**Exercise description:** Below are some records; give them all again exactly, but not the pictures.
*** Task inputs
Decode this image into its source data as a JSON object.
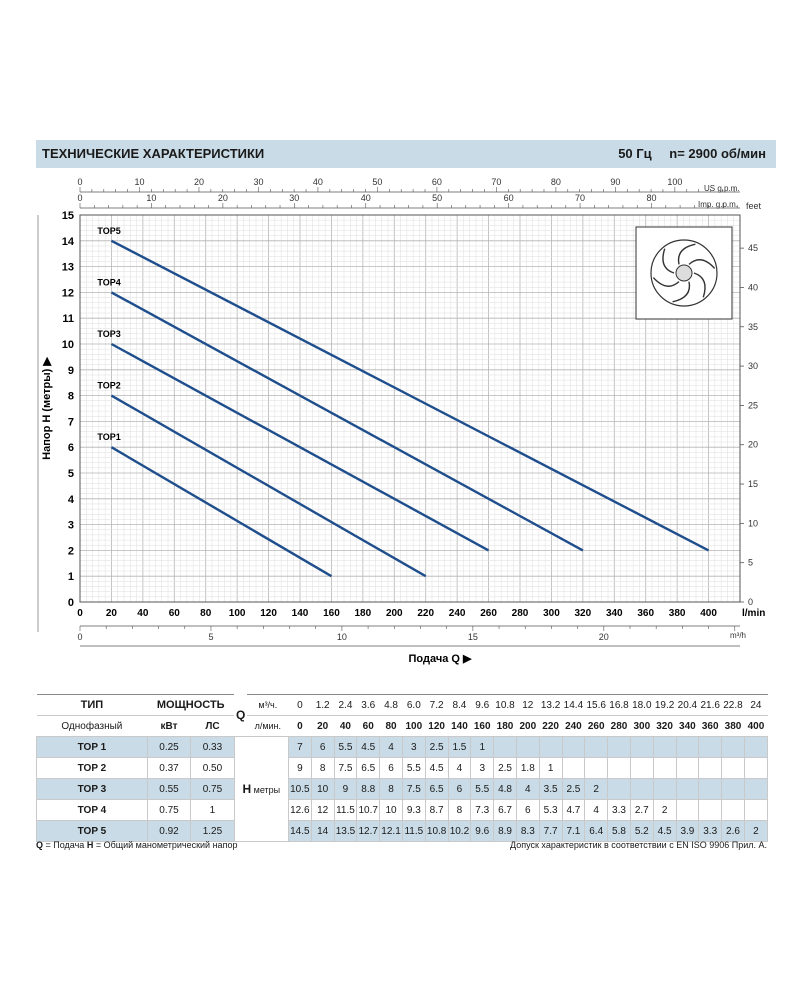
{
  "header": {
    "title": "ТЕХНИЧЕСКИЕ ХАРАКТЕРИСТИКИ",
    "freq": "50 Гц",
    "speed": "n= 2900 об/мин"
  },
  "chart_data": {
    "type": "line",
    "ylabel": "Напор H (метры)",
    "xlabel": "Подача Q",
    "ylim": [
      0,
      15
    ],
    "y_ticks": [
      "0",
      "1",
      "2",
      "3",
      "4",
      "5",
      "6",
      "7",
      "8",
      "9",
      "10",
      "11",
      "12",
      "13",
      "14",
      "15"
    ],
    "x_lmin_ticks": [
      "0",
      "20",
      "40",
      "60",
      "80",
      "100",
      "120",
      "140",
      "160",
      "180",
      "200",
      "220",
      "240",
      "260",
      "280",
      "300",
      "320",
      "340",
      "360",
      "380",
      "400"
    ],
    "x_lmin_unit": "l/min",
    "x_m3h_ticks": [
      "0",
      "5",
      "10",
      "15",
      "20"
    ],
    "x_m3h_unit": "m³/h",
    "us_gpm_ticks": [
      "0",
      "10",
      "20",
      "30",
      "40",
      "50",
      "60",
      "70",
      "80",
      "90",
      "100"
    ],
    "us_gpm_unit": "US g.p.m.",
    "imp_gpm_ticks": [
      "0",
      "10",
      "20",
      "30",
      "40",
      "50",
      "60",
      "70",
      "80"
    ],
    "imp_gpm_unit": "Imp. g.p.m.",
    "feet_ticks": [
      "0",
      "5",
      "10",
      "15",
      "20",
      "25",
      "30",
      "35",
      "40",
      "45"
    ],
    "feet_unit": "feet",
    "grid": true,
    "series": [
      {
        "name": "TOP1",
        "x": [
          20,
          160
        ],
        "y": [
          6,
          1
        ]
      },
      {
        "name": "TOP2",
        "x": [
          20,
          220
        ],
        "y": [
          8,
          1
        ]
      },
      {
        "name": "TOP3",
        "x": [
          20,
          260
        ],
        "y": [
          10,
          2
        ]
      },
      {
        "name": "TOP4",
        "x": [
          20,
          320
        ],
        "y": [
          12,
          2
        ]
      },
      {
        "name": "TOP5",
        "x": [
          20,
          400
        ],
        "y": [
          14,
          2
        ]
      }
    ],
    "line_color": "#1f4e8c"
  },
  "table": {
    "col_type": "ТИП",
    "col_power": "МОЩНОСТЬ",
    "q_label": "Q",
    "q_m3h_unit": "м³/ч.",
    "q_lmin_unit": "л/мин.",
    "phase": "Однофазный",
    "kw": "кВт",
    "hp": "ЛС",
    "h_label": "H",
    "h_unit": "метры",
    "q_m3h": [
      "0",
      "1.2",
      "2.4",
      "3.6",
      "4.8",
      "6.0",
      "7.2",
      "8.4",
      "9.6",
      "10.8",
      "12",
      "13.2",
      "14.4",
      "15.6",
      "16.8",
      "18.0",
      "19.2",
      "20.4",
      "21.6",
      "22.8",
      "24"
    ],
    "q_lmin": [
      "0",
      "20",
      "40",
      "60",
      "80",
      "100",
      "120",
      "140",
      "160",
      "180",
      "200",
      "220",
      "240",
      "260",
      "280",
      "300",
      "320",
      "340",
      "360",
      "380",
      "400"
    ],
    "rows": [
      {
        "model": "TOP 1",
        "kw": "0.25",
        "hp": "0.33",
        "h": [
          "7",
          "6",
          "5.5",
          "4.5",
          "4",
          "3",
          "2.5",
          "1.5",
          "1",
          "",
          "",
          "",
          "",
          "",
          "",
          "",
          "",
          "",
          "",
          "",
          ""
        ]
      },
      {
        "model": "TOP 2",
        "kw": "0.37",
        "hp": "0.50",
        "h": [
          "9",
          "8",
          "7.5",
          "6.5",
          "6",
          "5.5",
          "4.5",
          "4",
          "3",
          "2.5",
          "1.8",
          "1",
          "",
          "",
          "",
          "",
          "",
          "",
          "",
          "",
          ""
        ]
      },
      {
        "model": "TOP 3",
        "kw": "0.55",
        "hp": "0.75",
        "h": [
          "10.5",
          "10",
          "9",
          "8.8",
          "8",
          "7.5",
          "6.5",
          "6",
          "5.5",
          "4.8",
          "4",
          "3.5",
          "2.5",
          "2",
          "",
          "",
          "",
          "",
          "",
          "",
          ""
        ]
      },
      {
        "model": "TOP 4",
        "kw": "0.75",
        "hp": "1",
        "h": [
          "12.6",
          "12",
          "11.5",
          "10.7",
          "10",
          "9.3",
          "8.7",
          "8",
          "7.3",
          "6.7",
          "6",
          "5.3",
          "4.7",
          "4",
          "3.3",
          "2.7",
          "2",
          "",
          "",
          "",
          ""
        ]
      },
      {
        "model": "TOP 5",
        "kw": "0.92",
        "hp": "1.25",
        "h": [
          "14.5",
          "14",
          "13.5",
          "12.7",
          "12.1",
          "11.5",
          "10.8",
          "10.2",
          "9.6",
          "8.9",
          "8.3",
          "7.7",
          "7.1",
          "6.4",
          "5.8",
          "5.2",
          "4.5",
          "3.9",
          "3.3",
          "2.6",
          "2"
        ]
      }
    ]
  },
  "footer": {
    "q_key": "Q",
    "q_text": " = Подача  ",
    "h_key": "H",
    "h_text": " = Общий манометрический напор",
    "tolerance": "Допуск характеристик в соответствии с EN ISO 9906 Прил. А."
  }
}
******
**Result:**
Decode this image into its source data as a JSON object.
{
  "header": {
    "title": "ТЕХНИЧЕСКИЕ ХАРАКТЕРИСТИКИ",
    "freq": "50 Гц",
    "speed": "n= 2900 об/мин"
  },
  "chart_data": {
    "type": "line",
    "ylabel": "Напор H (метры)",
    "xlabel": "Подача Q",
    "ylim": [
      0,
      15
    ],
    "y_ticks": [
      "0",
      "1",
      "2",
      "3",
      "4",
      "5",
      "6",
      "7",
      "8",
      "9",
      "10",
      "11",
      "12",
      "13",
      "14",
      "15"
    ],
    "x_lmin_ticks": [
      "0",
      "20",
      "40",
      "60",
      "80",
      "100",
      "120",
      "140",
      "160",
      "180",
      "200",
      "220",
      "240",
      "260",
      "280",
      "300",
      "320",
      "340",
      "360",
      "380",
      "400"
    ],
    "x_lmin_unit": "l/min",
    "x_m3h_ticks": [
      "0",
      "5",
      "10",
      "15",
      "20"
    ],
    "x_m3h_unit": "m³/h",
    "us_gpm_ticks": [
      "0",
      "10",
      "20",
      "30",
      "40",
      "50",
      "60",
      "70",
      "80",
      "90",
      "100"
    ],
    "us_gpm_unit": "US g.p.m.",
    "imp_gpm_ticks": [
      "0",
      "10",
      "20",
      "30",
      "40",
      "50",
      "60",
      "70",
      "80"
    ],
    "imp_gpm_unit": "Imp. g.p.m.",
    "feet_ticks": [
      "0",
      "5",
      "10",
      "15",
      "20",
      "25",
      "30",
      "35",
      "40",
      "45"
    ],
    "feet_unit": "feet",
    "grid": true,
    "series": [
      {
        "name": "TOP1",
        "x": [
          20,
          160
        ],
        "y": [
          6,
          1
        ]
      },
      {
        "name": "TOP2",
        "x": [
          20,
          220
        ],
        "y": [
          8,
          1
        ]
      },
      {
        "name": "TOP3",
        "x": [
          20,
          260
        ],
        "y": [
          10,
          2
        ]
      },
      {
        "name": "TOP4",
        "x": [
          20,
          320
        ],
        "y": [
          12,
          2
        ]
      },
      {
        "name": "TOP5",
        "x": [
          20,
          400
        ],
        "y": [
          14,
          2
        ]
      }
    ],
    "line_color": "#1f4e8c"
  },
  "table": {
    "col_type": "ТИП",
    "col_power": "МОЩНОСТЬ",
    "q_label": "Q",
    "q_m3h_unit": "м³/ч.",
    "q_lmin_unit": "л/мин.",
    "phase": "Однофазный",
    "kw": "кВт",
    "hp": "ЛС",
    "h_label": "H",
    "h_unit": "метры",
    "q_m3h": [
      "0",
      "1.2",
      "2.4",
      "3.6",
      "4.8",
      "6.0",
      "7.2",
      "8.4",
      "9.6",
      "10.8",
      "12",
      "13.2",
      "14.4",
      "15.6",
      "16.8",
      "18.0",
      "19.2",
      "20.4",
      "21.6",
      "22.8",
      "24"
    ],
    "q_lmin": [
      "0",
      "20",
      "40",
      "60",
      "80",
      "100",
      "120",
      "140",
      "160",
      "180",
      "200",
      "220",
      "240",
      "260",
      "280",
      "300",
      "320",
      "340",
      "360",
      "380",
      "400"
    ],
    "rows": [
      {
        "model": "TOP 1",
        "kw": "0.25",
        "hp": "0.33",
        "h": [
          "7",
          "6",
          "5.5",
          "4.5",
          "4",
          "3",
          "2.5",
          "1.5",
          "1",
          "",
          "",
          "",
          "",
          "",
          "",
          "",
          "",
          "",
          "",
          "",
          ""
        ]
      },
      {
        "model": "TOP 2",
        "kw": "0.37",
        "hp": "0.50",
        "h": [
          "9",
          "8",
          "7.5",
          "6.5",
          "6",
          "5.5",
          "4.5",
          "4",
          "3",
          "2.5",
          "1.8",
          "1",
          "",
          "",
          "",
          "",
          "",
          "",
          "",
          "",
          ""
        ]
      },
      {
        "model": "TOP 3",
        "kw": "0.55",
        "hp": "0.75",
        "h": [
          "10.5",
          "10",
          "9",
          "8.8",
          "8",
          "7.5",
          "6.5",
          "6",
          "5.5",
          "4.8",
          "4",
          "3.5",
          "2.5",
          "2",
          "",
          "",
          "",
          "",
          "",
          "",
          ""
        ]
      },
      {
        "model": "TOP 4",
        "kw": "0.75",
        "hp": "1",
        "h": [
          "12.6",
          "12",
          "11.5",
          "10.7",
          "10",
          "9.3",
          "8.7",
          "8",
          "7.3",
          "6.7",
          "6",
          "5.3",
          "4.7",
          "4",
          "3.3",
          "2.7",
          "2",
          "",
          "",
          "",
          ""
        ]
      },
      {
        "model": "TOP 5",
        "kw": "0.92",
        "hp": "1.25",
        "h": [
          "14.5",
          "14",
          "13.5",
          "12.7",
          "12.1",
          "11.5",
          "10.8",
          "10.2",
          "9.6",
          "8.9",
          "8.3",
          "7.7",
          "7.1",
          "6.4",
          "5.8",
          "5.2",
          "4.5",
          "3.9",
          "3.3",
          "2.6",
          "2"
        ]
      }
    ]
  },
  "footer": {
    "q_key": "Q",
    "q_text": " = Подача  ",
    "h_key": "H",
    "h_text": " = Общий манометрический напор",
    "tolerance": "Допуск характеристик в соответствии с EN ISO 9906 Прил. А."
  }
}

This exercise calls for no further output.